_Aim_
Reproduce all the lines below exactly and omit the images.

[Begin Input]

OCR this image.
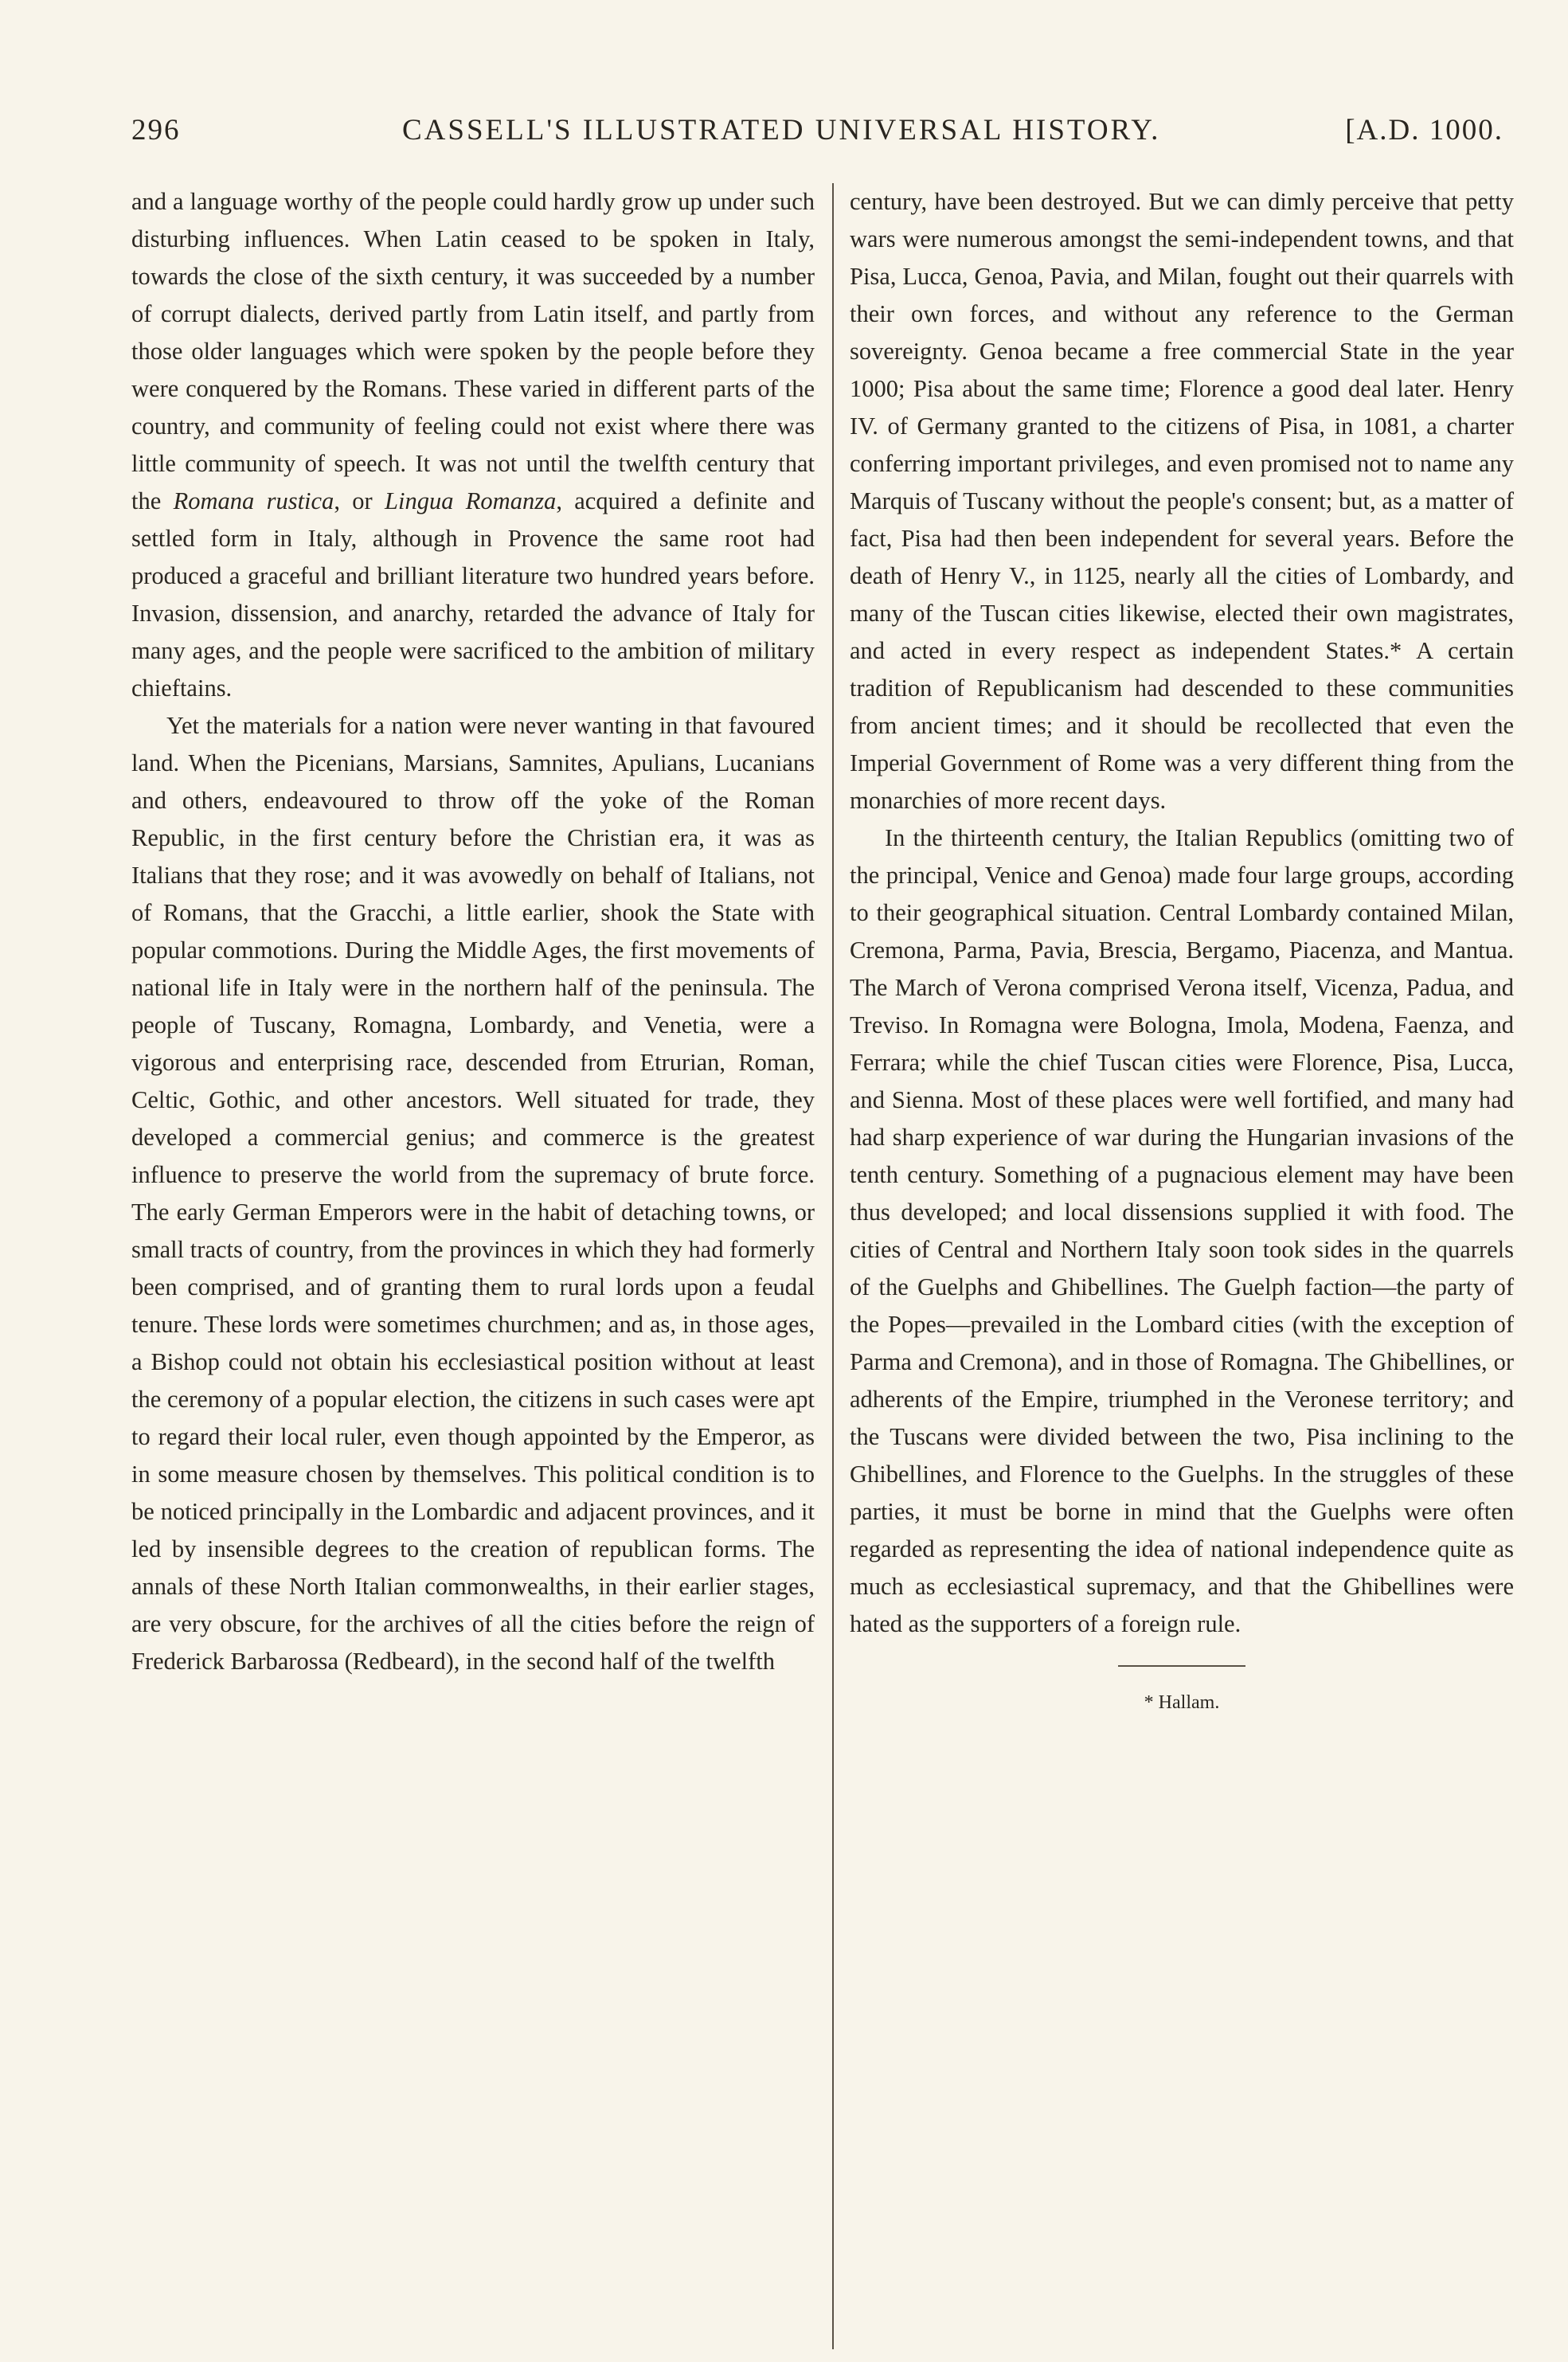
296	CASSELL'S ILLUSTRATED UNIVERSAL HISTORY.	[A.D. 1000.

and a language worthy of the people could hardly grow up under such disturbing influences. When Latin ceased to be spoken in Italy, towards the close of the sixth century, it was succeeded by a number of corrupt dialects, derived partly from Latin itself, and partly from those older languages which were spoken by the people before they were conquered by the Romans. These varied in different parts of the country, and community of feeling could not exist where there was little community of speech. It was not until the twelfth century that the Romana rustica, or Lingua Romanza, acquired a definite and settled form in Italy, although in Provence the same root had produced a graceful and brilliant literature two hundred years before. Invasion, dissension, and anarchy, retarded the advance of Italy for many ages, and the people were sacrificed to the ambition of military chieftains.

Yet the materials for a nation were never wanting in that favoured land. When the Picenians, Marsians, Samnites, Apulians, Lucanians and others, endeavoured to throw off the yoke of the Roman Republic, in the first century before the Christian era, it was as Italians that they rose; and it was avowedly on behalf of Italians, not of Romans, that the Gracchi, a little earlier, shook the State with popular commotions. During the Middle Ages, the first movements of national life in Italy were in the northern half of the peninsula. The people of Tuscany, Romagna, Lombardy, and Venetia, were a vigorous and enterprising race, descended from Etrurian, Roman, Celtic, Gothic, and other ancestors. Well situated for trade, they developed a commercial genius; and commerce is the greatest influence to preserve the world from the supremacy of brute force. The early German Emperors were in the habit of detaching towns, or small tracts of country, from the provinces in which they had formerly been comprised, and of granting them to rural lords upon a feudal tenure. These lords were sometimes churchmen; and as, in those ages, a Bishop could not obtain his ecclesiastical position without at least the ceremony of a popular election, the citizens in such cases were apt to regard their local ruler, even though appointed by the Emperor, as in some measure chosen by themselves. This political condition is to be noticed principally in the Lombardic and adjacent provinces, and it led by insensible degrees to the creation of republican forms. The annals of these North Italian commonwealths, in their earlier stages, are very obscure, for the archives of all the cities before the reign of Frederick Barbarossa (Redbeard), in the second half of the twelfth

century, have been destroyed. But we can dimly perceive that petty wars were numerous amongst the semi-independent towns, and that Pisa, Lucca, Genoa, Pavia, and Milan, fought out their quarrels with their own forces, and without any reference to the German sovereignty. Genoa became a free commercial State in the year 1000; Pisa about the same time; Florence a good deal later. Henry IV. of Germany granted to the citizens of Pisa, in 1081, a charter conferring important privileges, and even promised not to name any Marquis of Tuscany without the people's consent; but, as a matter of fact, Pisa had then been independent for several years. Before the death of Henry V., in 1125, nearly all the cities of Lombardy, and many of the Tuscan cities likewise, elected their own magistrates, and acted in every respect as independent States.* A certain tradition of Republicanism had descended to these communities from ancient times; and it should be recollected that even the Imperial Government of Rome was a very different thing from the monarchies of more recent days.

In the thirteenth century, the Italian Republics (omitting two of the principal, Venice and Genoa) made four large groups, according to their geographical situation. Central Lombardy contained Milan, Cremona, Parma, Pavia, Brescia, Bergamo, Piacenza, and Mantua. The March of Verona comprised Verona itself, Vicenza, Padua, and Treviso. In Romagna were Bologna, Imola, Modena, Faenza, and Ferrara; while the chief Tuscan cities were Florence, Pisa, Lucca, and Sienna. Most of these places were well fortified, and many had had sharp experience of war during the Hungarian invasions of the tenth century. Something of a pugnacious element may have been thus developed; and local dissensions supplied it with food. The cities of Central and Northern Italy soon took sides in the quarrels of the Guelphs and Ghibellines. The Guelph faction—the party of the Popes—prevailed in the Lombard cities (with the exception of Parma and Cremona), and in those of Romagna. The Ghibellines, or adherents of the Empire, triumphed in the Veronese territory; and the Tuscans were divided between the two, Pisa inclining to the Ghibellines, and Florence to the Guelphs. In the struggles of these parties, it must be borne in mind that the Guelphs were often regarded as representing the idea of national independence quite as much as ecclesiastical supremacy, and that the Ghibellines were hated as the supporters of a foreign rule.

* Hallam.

[End Input]

_Result of this exercise_
OCR this image.
296	CASSELL'S ILLUSTRATED UNIVERSAL HISTORY.	[A.D. 1000.

and a language worthy of the people could hardly grow up under such disturbing influences. When Latin ceased to be spoken in Italy, towards the close of the sixth century, it was succeeded by a number of corrupt dialects, derived partly from Latin itself, and partly from those older languages which were spoken by the people before they were conquered by the Romans. These varied in different parts of the country, and community of feeling could not exist where there was little community of speech. It was not until the twelfth century that the Romana rustica, or Lingua Romanza, acquired a definite and settled form in Italy, although in Provence the same root had produced a graceful and brilliant literature two hundred years before. Invasion, dissension, and anarchy, retarded the advance of Italy for many ages, and the people were sacrificed to the ambition of military chieftains.

Yet the materials for a nation were never wanting in that favoured land. When the Picenians, Marsians, Samnites, Apulians, Lucanians and others, endeavoured to throw off the yoke of the Roman Republic, in the first century before the Christian era, it was as Italians that they rose; and it was avowedly on behalf of Italians, not of Romans, that the Gracchi, a little earlier, shook the State with popular commotions. During the Middle Ages, the first movements of national life in Italy were in the northern half of the peninsula. The people of Tuscany, Romagna, Lombardy, and Venetia, were a vigorous and enterprising race, descended from Etrurian, Roman, Celtic, Gothic, and other ancestors. Well situated for trade, they developed a commercial genius; and commerce is the greatest influence to preserve the world from the supremacy of brute force. The early German Emperors were in the habit of detaching towns, or small tracts of country, from the provinces in which they had formerly been comprised, and of granting them to rural lords upon a feudal tenure. These lords were sometimes churchmen; and as, in those ages, a Bishop could not obtain his ecclesiastical position without at least the ceremony of a popular election, the citizens in such cases were apt to regard their local ruler, even though appointed by the Emperor, as in some measure chosen by themselves. This political condition is to be noticed principally in the Lombardic and adjacent provinces, and it led by insensible degrees to the creation of republican forms. The annals of these North Italian commonwealths, in their earlier stages, are very obscure, for the archives of all the cities before the reign of Frederick Barbarossa (Redbeard), in the second half of the twelfth

century, have been destroyed. But we can dimly perceive that petty wars were numerous amongst the semi-independent towns, and that Pisa, Lucca, Genoa, Pavia, and Milan, fought out their quarrels with their own forces, and without any reference to the German sovereignty. Genoa became a free commercial State in the year 1000; Pisa about the same time; Florence a good deal later. Henry IV. of Germany granted to the citizens of Pisa, in 1081, a charter conferring important privileges, and even promised not to name any Marquis of Tuscany without the people's consent; but, as a matter of fact, Pisa had then been independent for several years. Before the death of Henry V., in 1125, nearly all the cities of Lombardy, and many of the Tuscan cities likewise, elected their own magistrates, and acted in every respect as independent States.* A certain tradition of Republicanism had descended to these communities from ancient times; and it should be recollected that even the Imperial Government of Rome was a very different thing from the monarchies of more recent days.

In the thirteenth century, the Italian Republics (omitting two of the principal, Venice and Genoa) made four large groups, according to their geographical situation. Central Lombardy contained Milan, Cremona, Parma, Pavia, Brescia, Bergamo, Piacenza, and Mantua. The March of Verona comprised Verona itself, Vicenza, Padua, and Treviso. In Romagna were Bologna, Imola, Modena, Faenza, and Ferrara; while the chief Tuscan cities were Florence, Pisa, Lucca, and Sienna. Most of these places were well fortified, and many had had sharp experience of war during the Hungarian invasions of the tenth century. Something of a pugnacious element may have been thus developed; and local dissensions supplied it with food. The cities of Central and Northern Italy soon took sides in the quarrels of the Guelphs and Ghibellines. The Guelph faction—the party of the Popes—prevailed in the Lombard cities (with the exception of Parma and Cremona), and in those of Romagna. The Ghibellines, or adherents of the Empire, triumphed in the Veronese territory; and the Tuscans were divided between the two, Pisa inclining to the Ghibellines, and Florence to the Guelphs. In the struggles of these parties, it must be borne in mind that the Guelphs were often regarded as representing the idea of national independence quite as much as ecclesiastical supremacy, and that the Ghibellines were hated as the supporters of a foreign rule.

* Hallam.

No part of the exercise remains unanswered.